Figure collection entries:
▬▬▬▬▬▬
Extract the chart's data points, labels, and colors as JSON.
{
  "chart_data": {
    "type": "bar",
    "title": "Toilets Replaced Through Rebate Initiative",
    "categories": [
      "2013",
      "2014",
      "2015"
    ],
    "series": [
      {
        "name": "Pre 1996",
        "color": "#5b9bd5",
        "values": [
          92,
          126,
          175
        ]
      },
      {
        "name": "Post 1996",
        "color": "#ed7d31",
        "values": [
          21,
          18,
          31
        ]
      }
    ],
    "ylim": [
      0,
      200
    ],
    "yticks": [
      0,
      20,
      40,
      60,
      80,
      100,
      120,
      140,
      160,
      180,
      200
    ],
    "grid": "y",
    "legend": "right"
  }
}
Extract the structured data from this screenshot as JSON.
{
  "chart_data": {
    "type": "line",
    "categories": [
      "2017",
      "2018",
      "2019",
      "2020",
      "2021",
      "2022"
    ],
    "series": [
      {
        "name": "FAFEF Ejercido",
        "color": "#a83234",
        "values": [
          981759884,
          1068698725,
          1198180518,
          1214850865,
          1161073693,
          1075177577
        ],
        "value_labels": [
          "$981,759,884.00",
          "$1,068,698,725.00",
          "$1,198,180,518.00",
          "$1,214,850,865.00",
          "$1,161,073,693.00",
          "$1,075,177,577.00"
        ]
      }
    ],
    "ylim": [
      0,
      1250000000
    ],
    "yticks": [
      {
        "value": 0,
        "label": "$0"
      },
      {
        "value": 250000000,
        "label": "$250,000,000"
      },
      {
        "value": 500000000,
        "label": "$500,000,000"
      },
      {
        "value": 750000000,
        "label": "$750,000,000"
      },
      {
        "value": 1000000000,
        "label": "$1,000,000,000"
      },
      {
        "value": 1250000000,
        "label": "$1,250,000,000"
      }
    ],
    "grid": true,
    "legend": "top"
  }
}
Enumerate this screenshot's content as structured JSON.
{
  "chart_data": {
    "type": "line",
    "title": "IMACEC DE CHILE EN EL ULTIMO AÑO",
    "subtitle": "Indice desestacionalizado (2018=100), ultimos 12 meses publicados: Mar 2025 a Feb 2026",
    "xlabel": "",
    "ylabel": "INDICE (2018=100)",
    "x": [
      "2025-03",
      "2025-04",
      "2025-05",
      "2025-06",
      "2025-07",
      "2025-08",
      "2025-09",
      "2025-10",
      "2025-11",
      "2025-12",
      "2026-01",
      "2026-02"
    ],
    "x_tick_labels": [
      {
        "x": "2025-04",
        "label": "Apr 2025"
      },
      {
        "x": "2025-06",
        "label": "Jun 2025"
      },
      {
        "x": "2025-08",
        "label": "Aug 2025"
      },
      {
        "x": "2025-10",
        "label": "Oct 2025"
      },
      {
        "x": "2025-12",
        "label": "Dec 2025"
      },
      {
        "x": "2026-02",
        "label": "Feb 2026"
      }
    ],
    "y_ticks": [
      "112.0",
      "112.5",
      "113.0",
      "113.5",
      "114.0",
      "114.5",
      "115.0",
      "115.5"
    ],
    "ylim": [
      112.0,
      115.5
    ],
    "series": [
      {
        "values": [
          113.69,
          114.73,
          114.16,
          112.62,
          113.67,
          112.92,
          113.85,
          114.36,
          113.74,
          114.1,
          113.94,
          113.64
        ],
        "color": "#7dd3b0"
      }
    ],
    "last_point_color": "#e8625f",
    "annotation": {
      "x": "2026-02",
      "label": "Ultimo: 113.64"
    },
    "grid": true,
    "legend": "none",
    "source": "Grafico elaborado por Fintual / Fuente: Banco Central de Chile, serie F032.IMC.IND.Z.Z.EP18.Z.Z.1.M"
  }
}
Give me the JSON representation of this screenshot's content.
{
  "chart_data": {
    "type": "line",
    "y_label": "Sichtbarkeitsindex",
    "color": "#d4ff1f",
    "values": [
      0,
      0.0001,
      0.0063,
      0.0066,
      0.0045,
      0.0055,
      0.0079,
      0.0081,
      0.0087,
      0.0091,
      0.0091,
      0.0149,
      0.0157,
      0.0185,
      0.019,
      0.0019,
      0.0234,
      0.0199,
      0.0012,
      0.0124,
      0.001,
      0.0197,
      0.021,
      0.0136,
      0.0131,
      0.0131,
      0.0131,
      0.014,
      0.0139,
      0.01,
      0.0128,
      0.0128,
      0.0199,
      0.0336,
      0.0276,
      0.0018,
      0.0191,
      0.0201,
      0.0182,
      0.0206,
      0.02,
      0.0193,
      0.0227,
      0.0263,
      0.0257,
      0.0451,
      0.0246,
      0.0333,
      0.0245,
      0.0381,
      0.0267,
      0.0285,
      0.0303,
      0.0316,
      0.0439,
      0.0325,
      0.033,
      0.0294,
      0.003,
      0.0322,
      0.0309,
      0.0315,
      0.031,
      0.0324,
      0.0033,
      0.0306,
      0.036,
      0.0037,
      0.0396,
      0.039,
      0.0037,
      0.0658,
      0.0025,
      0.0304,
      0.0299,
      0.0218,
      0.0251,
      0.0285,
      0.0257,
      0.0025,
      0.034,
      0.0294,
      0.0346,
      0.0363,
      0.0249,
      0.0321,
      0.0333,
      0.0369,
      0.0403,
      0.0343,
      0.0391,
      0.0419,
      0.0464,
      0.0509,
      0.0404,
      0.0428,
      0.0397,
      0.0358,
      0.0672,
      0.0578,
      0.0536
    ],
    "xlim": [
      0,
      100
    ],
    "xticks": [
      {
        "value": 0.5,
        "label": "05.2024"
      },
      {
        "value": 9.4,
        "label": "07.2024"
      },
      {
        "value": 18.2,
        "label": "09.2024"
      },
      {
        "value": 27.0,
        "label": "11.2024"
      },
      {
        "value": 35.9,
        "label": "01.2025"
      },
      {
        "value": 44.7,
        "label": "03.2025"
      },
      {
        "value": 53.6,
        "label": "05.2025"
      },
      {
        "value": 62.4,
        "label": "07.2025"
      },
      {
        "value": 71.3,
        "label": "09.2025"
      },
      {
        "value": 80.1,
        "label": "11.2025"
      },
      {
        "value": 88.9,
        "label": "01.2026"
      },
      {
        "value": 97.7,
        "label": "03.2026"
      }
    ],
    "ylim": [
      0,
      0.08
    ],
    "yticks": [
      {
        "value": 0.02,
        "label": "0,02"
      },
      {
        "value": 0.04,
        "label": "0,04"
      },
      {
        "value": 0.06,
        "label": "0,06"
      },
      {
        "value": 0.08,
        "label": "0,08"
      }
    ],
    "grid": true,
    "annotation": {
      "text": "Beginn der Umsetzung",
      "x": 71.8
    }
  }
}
▬▬▬▬▬▬
*Aim of the exercise*: Each entry above is to be set down again in exactly the same words.

*Finished exercise*:
Extract the chart's data points, labels, and colors as JSON.
{
  "chart_data": {
    "type": "bar",
    "title": "Toilets Replaced Through Rebate Initiative",
    "categories": [
      "2013",
      "2014",
      "2015"
    ],
    "series": [
      {
        "name": "Pre 1996",
        "color": "#5b9bd5",
        "values": [
          92,
          126,
          175
        ]
      },
      {
        "name": "Post 1996",
        "color": "#ed7d31",
        "values": [
          21,
          18,
          31
        ]
      }
    ],
    "ylim": [
      0,
      200
    ],
    "yticks": [
      0,
      20,
      40,
      60,
      80,
      100,
      120,
      140,
      160,
      180,
      200
    ],
    "grid": "y",
    "legend": "right"
  }
}
Extract the structured data from this screenshot as JSON.
{
  "chart_data": {
    "type": "line",
    "categories": [
      "2017",
      "2018",
      "2019",
      "2020",
      "2021",
      "2022"
    ],
    "series": [
      {
        "name": "FAFEF Ejercido",
        "color": "#a83234",
        "values": [
          981759884,
          1068698725,
          1198180518,
          1214850865,
          1161073693,
          1075177577
        ],
        "value_labels": [
          "$981,759,884.00",
          "$1,068,698,725.00",
          "$1,198,180,518.00",
          "$1,214,850,865.00",
          "$1,161,073,693.00",
          "$1,075,177,577.00"
        ]
      }
    ],
    "ylim": [
      0,
      1250000000
    ],
    "yticks": [
      {
        "value": 0,
        "label": "$0"
      },
      {
        "value": 250000000,
        "label": "$250,000,000"
      },
      {
        "value": 500000000,
        "label": "$500,000,000"
      },
      {
        "value": 750000000,
        "label": "$750,000,000"
      },
      {
        "value": 1000000000,
        "label": "$1,000,000,000"
      },
      {
        "value": 1250000000,
        "label": "$1,250,000,000"
      }
    ],
    "grid": true,
    "legend": "top"
  }
}
Enumerate this screenshot's content as structured JSON.
{
  "chart_data": {
    "type": "line",
    "title": "IMACEC DE CHILE EN EL ULTIMO AÑO",
    "subtitle": "Indice desestacionalizado (2018=100), ultimos 12 meses publicados: Mar 2025 a Feb 2026",
    "xlabel": "",
    "ylabel": "INDICE (2018=100)",
    "x": [
      "2025-03",
      "2025-04",
      "2025-05",
      "2025-06",
      "2025-07",
      "2025-08",
      "2025-09",
      "2025-10",
      "2025-11",
      "2025-12",
      "2026-01",
      "2026-02"
    ],
    "x_tick_labels": [
      {
        "x": "2025-04",
        "label": "Apr 2025"
      },
      {
        "x": "2025-06",
        "label": "Jun 2025"
      },
      {
        "x": "2025-08",
        "label": "Aug 2025"
      },
      {
        "x": "2025-10",
        "label": "Oct 2025"
      },
      {
        "x": "2025-12",
        "label": "Dec 2025"
      },
      {
        "x": "2026-02",
        "label": "Feb 2026"
      }
    ],
    "y_ticks": [
      "112.0",
      "112.5",
      "113.0",
      "113.5",
      "114.0",
      "114.5",
      "115.0",
      "115.5"
    ],
    "ylim": [
      112.0,
      115.5
    ],
    "series": [
      {
        "values": [
          113.69,
          114.73,
          114.16,
          112.62,
          113.67,
          112.92,
          113.85,
          114.36,
          113.74,
          114.1,
          113.94,
          113.64
        ],
        "color": "#7dd3b0"
      }
    ],
    "last_point_color": "#e8625f",
    "annotation": {
      "x": "2026-02",
      "label": "Ultimo: 113.64"
    },
    "grid": true,
    "legend": "none",
    "source": "Grafico elaborado por Fintual / Fuente: Banco Central de Chile, serie F032.IMC.IND.Z.Z.EP18.Z.Z.1.M"
  }
}
Give me the JSON representation of this screenshot's content.
{
  "chart_data": {
    "type": "line",
    "y_label": "Sichtbarkeitsindex",
    "color": "#d4ff1f",
    "values": [
      0,
      0.0001,
      0.0063,
      0.0066,
      0.0045,
      0.0055,
      0.0079,
      0.0081,
      0.0087,
      0.0091,
      0.0091,
      0.0149,
      0.0157,
      0.0185,
      0.019,
      0.0019,
      0.0234,
      0.0199,
      0.0012,
      0.0124,
      0.001,
      0.0197,
      0.021,
      0.0136,
      0.0131,
      0.0131,
      0.0131,
      0.014,
      0.0139,
      0.01,
      0.0128,
      0.0128,
      0.0199,
      0.0336,
      0.0276,
      0.0018,
      0.0191,
      0.0201,
      0.0182,
      0.0206,
      0.02,
      0.0193,
      0.0227,
      0.0263,
      0.0257,
      0.0451,
      0.0246,
      0.0333,
      0.0245,
      0.0381,
      0.0267,
      0.0285,
      0.0303,
      0.0316,
      0.0439,
      0.0325,
      0.033,
      0.0294,
      0.003,
      0.0322,
      0.0309,
      0.0315,
      0.031,
      0.0324,
      0.0033,
      0.0306,
      0.036,
      0.0037,
      0.0396,
      0.039,
      0.0037,
      0.0658,
      0.0025,
      0.0304,
      0.0299,
      0.0218,
      0.0251,
      0.0285,
      0.0257,
      0.0025,
      0.034,
      0.0294,
      0.0346,
      0.0363,
      0.0249,
      0.0321,
      0.0333,
      0.0369,
      0.0403,
      0.0343,
      0.0391,
      0.0419,
      0.0464,
      0.0509,
      0.0404,
      0.0428,
      0.0397,
      0.0358,
      0.0672,
      0.0578,
      0.0536
    ],
    "xlim": [
      0,
      100
    ],
    "xticks": [
      {
        "value": 0.5,
        "label": "05.2024"
      },
      {
        "value": 9.4,
        "label": "07.2024"
      },
      {
        "value": 18.2,
        "label": "09.2024"
      },
      {
        "value": 27.0,
        "label": "11.2024"
      },
      {
        "value": 35.9,
        "label": "01.2025"
      },
      {
        "value": 44.7,
        "label": "03.2025"
      },
      {
        "value": 53.6,
        "label": "05.2025"
      },
      {
        "value": 62.4,
        "label": "07.2025"
      },
      {
        "value": 71.3,
        "label": "09.2025"
      },
      {
        "value": 80.1,
        "label": "11.2025"
      },
      {
        "value": 88.9,
        "label": "01.2026"
      },
      {
        "value": 97.7,
        "label": "03.2026"
      }
    ],
    "ylim": [
      0,
      0.08
    ],
    "yticks": [
      {
        "value": 0.02,
        "label": "0,02"
      },
      {
        "value": 0.04,
        "label": "0,04"
      },
      {
        "value": 0.06,
        "label": "0,06"
      },
      {
        "value": 0.08,
        "label": "0,08"
      }
    ],
    "grid": true,
    "annotation": {
      "text": "Beginn der Umsetzung",
      "x": 71.8
    }
  }
}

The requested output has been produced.